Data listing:

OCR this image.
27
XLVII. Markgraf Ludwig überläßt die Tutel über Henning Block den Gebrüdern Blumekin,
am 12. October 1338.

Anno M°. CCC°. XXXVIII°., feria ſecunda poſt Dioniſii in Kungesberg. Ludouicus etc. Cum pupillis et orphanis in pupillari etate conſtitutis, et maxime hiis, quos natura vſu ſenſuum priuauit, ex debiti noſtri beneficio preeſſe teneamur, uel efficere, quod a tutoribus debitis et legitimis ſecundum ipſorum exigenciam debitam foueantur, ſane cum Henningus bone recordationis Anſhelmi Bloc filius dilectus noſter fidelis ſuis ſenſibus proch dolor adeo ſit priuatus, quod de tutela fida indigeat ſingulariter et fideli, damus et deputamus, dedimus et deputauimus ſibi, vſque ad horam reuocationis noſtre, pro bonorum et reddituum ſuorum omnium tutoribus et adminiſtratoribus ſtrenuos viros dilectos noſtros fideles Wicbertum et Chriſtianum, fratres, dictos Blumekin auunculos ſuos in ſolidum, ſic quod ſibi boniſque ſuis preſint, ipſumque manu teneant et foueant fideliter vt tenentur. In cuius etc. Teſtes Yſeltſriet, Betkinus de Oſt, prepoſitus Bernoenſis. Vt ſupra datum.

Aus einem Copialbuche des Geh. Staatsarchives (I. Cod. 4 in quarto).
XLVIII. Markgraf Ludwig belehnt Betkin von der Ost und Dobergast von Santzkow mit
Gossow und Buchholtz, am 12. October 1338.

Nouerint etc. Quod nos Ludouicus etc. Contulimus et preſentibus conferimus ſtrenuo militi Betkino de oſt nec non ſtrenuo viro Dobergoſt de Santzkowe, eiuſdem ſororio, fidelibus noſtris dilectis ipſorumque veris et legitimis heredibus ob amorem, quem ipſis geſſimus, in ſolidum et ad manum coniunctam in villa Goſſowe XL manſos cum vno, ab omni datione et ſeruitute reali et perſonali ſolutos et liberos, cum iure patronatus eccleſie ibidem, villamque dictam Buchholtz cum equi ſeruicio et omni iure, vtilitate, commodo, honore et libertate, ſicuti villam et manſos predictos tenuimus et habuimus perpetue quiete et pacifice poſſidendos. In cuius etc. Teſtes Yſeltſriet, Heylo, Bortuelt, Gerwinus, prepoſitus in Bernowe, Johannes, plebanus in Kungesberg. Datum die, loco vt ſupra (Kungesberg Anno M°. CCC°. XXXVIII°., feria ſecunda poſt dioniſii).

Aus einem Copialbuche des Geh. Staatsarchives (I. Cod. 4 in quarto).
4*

**TASK INSTRUCTIONS**
Set down all of the entries exactly, please.

**THE RESPONSE**
OCR this image.
27
XLVII. Markgraf Ludwig überläßt die Tutel über Henning Block den Gebrüdern Blumekin,
am 12. October 1338.

Anno M°. CCC°. XXXVIII°., feria ſecunda poſt Dioniſii in Kungesberg. Ludouicus etc. Cum pupillis et orphanis in pupillari etate conſtitutis, et maxime hiis, quos natura vſu ſenſuum priuauit, ex debiti noſtri beneficio preeſſe teneamur, uel efficere, quod a tutoribus debitis et legitimis ſecundum ipſorum exigenciam debitam foueantur, ſane cum Henningus bone recordationis Anſhelmi Bloc filius dilectus noſter fidelis ſuis ſenſibus proch dolor adeo ſit priuatus, quod de tutela fida indigeat ſingulariter et fideli, damus et deputamus, dedimus et deputauimus ſibi, vſque ad horam reuocationis noſtre, pro bonorum et reddituum ſuorum omnium tutoribus et adminiſtratoribus ſtrenuos viros dilectos noſtros fideles Wicbertum et Chriſtianum, fratres, dictos Blumekin auunculos ſuos in ſolidum, ſic quod ſibi boniſque ſuis preſint, ipſumque manu teneant et foueant fideliter vt tenentur. In cuius etc. Teſtes Yſeltſriet, Betkinus de Oſt, prepoſitus Bernoenſis. Vt ſupra datum.

Aus einem Copialbuche des Geh. Staatsarchives (I. Cod. 4 in quarto).
XLVIII. Markgraf Ludwig belehnt Betkin von der Ost und Dobergast von Santzkow mit
Gossow und Buchholtz, am 12. October 1338.

Nouerint etc. Quod nos Ludouicus etc. Contulimus et preſentibus conferimus ſtrenuo militi Betkino de oſt nec non ſtrenuo viro Dobergoſt de Santzkowe, eiuſdem ſororio, fidelibus noſtris dilectis ipſorumque veris et legitimis heredibus ob amorem, quem ipſis geſſimus, in ſolidum et ad manum coniunctam in villa Goſſowe XL manſos cum vno, ab omni datione et ſeruitute reali et perſonali ſolutos et liberos, cum iure patronatus eccleſie ibidem, villamque dictam Buchholtz cum equi ſeruicio et omni iure, vtilitate, commodo, honore et libertate, ſicuti villam et manſos predictos tenuimus et habuimus perpetue quiete et pacifice poſſidendos. In cuius etc. Teſtes Yſeltſriet, Heylo, Bortuelt, Gerwinus, prepoſitus in Bernowe, Johannes, plebanus in Kungesberg. Datum die, loco vt ſupra (Kungesberg Anno M°. CCC°. XXXVIII°., feria ſecunda poſt dioniſii).

Aus einem Copialbuche des Geh. Staatsarchives (I. Cod. 4 in quarto).
4*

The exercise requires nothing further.